▸ **Work instructions**:
Transcribe the records exactly. Pictures do not belong in the transcription.

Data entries
· · · ·

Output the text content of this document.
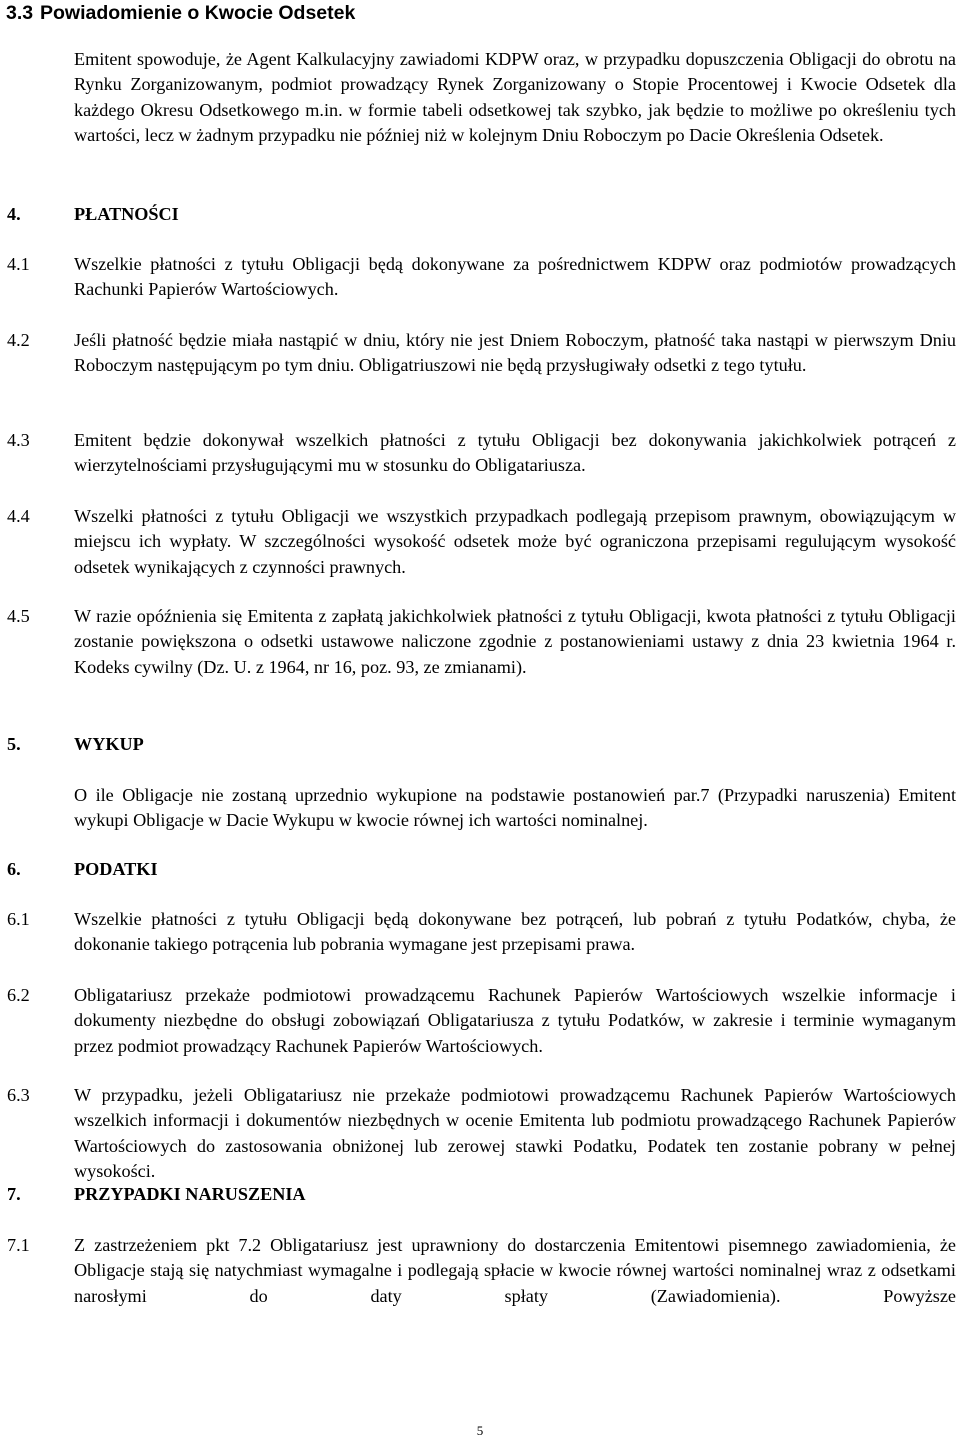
3.3 Powiadomienie o Kwocie Odsetek
Emitent spowoduje, że Agent Kalkulacyjny zawiadomi KDPW oraz, w przypadku dopuszczenia Obligacji do obrotu na Rynku Zorganizowanym, podmiot prowadzący Rynek Zorganizowany o Stopie Procentowej i Kwocie Odsetek dla każdego Okresu Odsetkowego m.in. w formie tabeli odsetkowej tak szybko, jak będzie to możliwe po określeniu tych wartości, lecz w żadnym przypadku nie później niż w kolejnym Dniu Roboczym po Dacie Określenia Odsetek.
4.	PŁATNOŚCI
4.1 Wszelkie płatności z tytułu Obligacji będą dokonywane za pośrednictwem KDPW oraz podmiotów prowadzących Rachunki Papierów Wartościowych.
4.2 Jeśli płatność będzie miała nastąpić w dniu, który nie jest Dniem Roboczym, płatność taka nastąpi w pierwszym Dniu Roboczym następującym po tym dniu. Obligatriuszowi nie będą przysługiwały odsetki z tego tytułu.
4.3 Emitent będzie dokonywał wszelkich płatności z tytułu Obligacji bez dokonywania jakichkolwiek potrąceń z wierzytelnościami przysługującymi mu w stosunku do Obligatariusza.
4.4 Wszelki płatności z tytułu Obligacji we wszystkich przypadkach podlegają przepisom prawnym, obowiązującym w miejscu ich wypłaty. W szczególności wysokość odsetek może być ograniczona przepisami regulującym wysokość odsetek wynikających z czynności prawnych.
4.5 W razie opóźnienia się Emitenta z zapłatą jakichkolwiek płatności z tytułu Obligacji, kwota płatności z tytułu Obligacji zostanie powiększona o odsetki ustawowe naliczone zgodnie z postanowieniami ustawy z dnia 23 kwietnia 1964 r. Kodeks cywilny (Dz. U. z 1964, nr 16, poz. 93, ze zmianami).
5.	WYKUP
O ile Obligacje nie zostaną uprzednio wykupione na podstawie postanowień par.7 (Przypadki naruszenia) Emitent wykupi Obligacje w Dacie Wykupu w kwocie równej ich wartości nominalnej.
6.	PODATKI
6.1 Wszelkie płatności z tytułu Obligacji będą dokonywane bez potrąceń, lub pobrań z tytułu Podatków, chyba, że dokonanie takiego potrącenia lub pobrania wymagane jest przepisami prawa.
6.2 Obligatariusz przekaże podmiotowi prowadzącemu Rachunek Papierów Wartościowych wszelkie informacje i dokumenty niezbędne do obsługi zobowiązań Obligatariusza z tytułu Podatków, w zakresie i terminie wymaganym przez podmiot prowadzący Rachunek Papierów Wartościowych.
6.3 W przypadku, jeżeli Obligatariusz nie przekaże podmiotowi prowadzącemu Rachunek Papierów Wartościowych wszelkich informacji i dokumentów niezbędnych w ocenie Emitenta lub podmiotu prowadzącego Rachunek Papierów Wartościowych do zastosowania obniżonej lub zerowej stawki Podatku, Podatek ten zostanie pobrany w pełnej wysokości.
7.	PRZYPADKI NARUSZENIA
7.1 Z zastrzeżeniem pkt 7.2 Obligatariusz jest uprawniony do dostarczenia Emitentowi pisemnego zawiadomienia, że Obligacje stają się natychmiast wymagalne i podlegają spłacie w kwocie równej wartości nominalnej wraz z odsetkami narosłymi do daty spłaty (Zawiadomienia). Powyższe
5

· · · ·

▸ **Answer to this task**:
Output the text content of this document.
3.3 Powiadomienie o Kwocie Odsetek
Emitent spowoduje, że Agent Kalkulacyjny zawiadomi KDPW oraz, w przypadku dopuszczenia Obligacji do obrotu na Rynku Zorganizowanym, podmiot prowadzący Rynek Zorganizowany o Stopie Procentowej i Kwocie Odsetek dla każdego Okresu Odsetkowego m.in. w formie tabeli odsetkowej tak szybko, jak będzie to możliwe po określeniu tych wartości, lecz w żadnym przypadku nie później niż w kolejnym Dniu Roboczym po Dacie Określenia Odsetek.
4.	PŁATNOŚCI
4.1 Wszelkie płatności z tytułu Obligacji będą dokonywane za pośrednictwem KDPW oraz podmiotów prowadzących Rachunki Papierów Wartościowych.
4.2 Jeśli płatność będzie miała nastąpić w dniu, który nie jest Dniem Roboczym, płatność taka nastąpi w pierwszym Dniu Roboczym następującym po tym dniu. Obligatriuszowi nie będą przysługiwały odsetki z tego tytułu.
4.3 Emitent będzie dokonywał wszelkich płatności z tytułu Obligacji bez dokonywania jakichkolwiek potrąceń z wierzytelnościami przysługującymi mu w stosunku do Obligatariusza.
4.4 Wszelki płatności z tytułu Obligacji we wszystkich przypadkach podlegają przepisom prawnym, obowiązującym w miejscu ich wypłaty. W szczególności wysokość odsetek może być ograniczona przepisami regulującym wysokość odsetek wynikających z czynności prawnych.
4.5 W razie opóźnienia się Emitenta z zapłatą jakichkolwiek płatności z tytułu Obligacji, kwota płatności z tytułu Obligacji zostanie powiększona o odsetki ustawowe naliczone zgodnie z postanowieniami ustawy z dnia 23 kwietnia 1964 r. Kodeks cywilny (Dz. U. z 1964, nr 16, poz. 93, ze zmianami).
5.	WYKUP
O ile Obligacje nie zostaną uprzednio wykupione na podstawie postanowień par.7 (Przypadki naruszenia) Emitent wykupi Obligacje w Dacie Wykupu w kwocie równej ich wartości nominalnej.
6.	PODATKI
6.1 Wszelkie płatności z tytułu Obligacji będą dokonywane bez potrąceń, lub pobrań z tytułu Podatków, chyba, że dokonanie takiego potrącenia lub pobrania wymagane jest przepisami prawa.
6.2 Obligatariusz przekaże podmiotowi prowadzącemu Rachunek Papierów Wartościowych wszelkie informacje i dokumenty niezbędne do obsługi zobowiązań Obligatariusza z tytułu Podatków, w zakresie i terminie wymaganym przez podmiot prowadzący Rachunek Papierów Wartościowych.
6.3 W przypadku, jeżeli Obligatariusz nie przekaże podmiotowi prowadzącemu Rachunek Papierów Wartościowych wszelkich informacji i dokumentów niezbędnych w ocenie Emitenta lub podmiotu prowadzącego Rachunek Papierów Wartościowych do zastosowania obniżonej lub zerowej stawki Podatku, Podatek ten zostanie pobrany w pełnej wysokości.
7.	PRZYPADKI NARUSZENIA
7.1 Z zastrzeżeniem pkt 7.2 Obligatariusz jest uprawniony do dostarczenia Emitentowi pisemnego zawiadomienia, że Obligacje stają się natychmiast wymagalne i podlegają spłacie w kwocie równej wartości nominalnej wraz z odsetkami narosłymi do daty spłaty (Zawiadomienia). Powyższe
5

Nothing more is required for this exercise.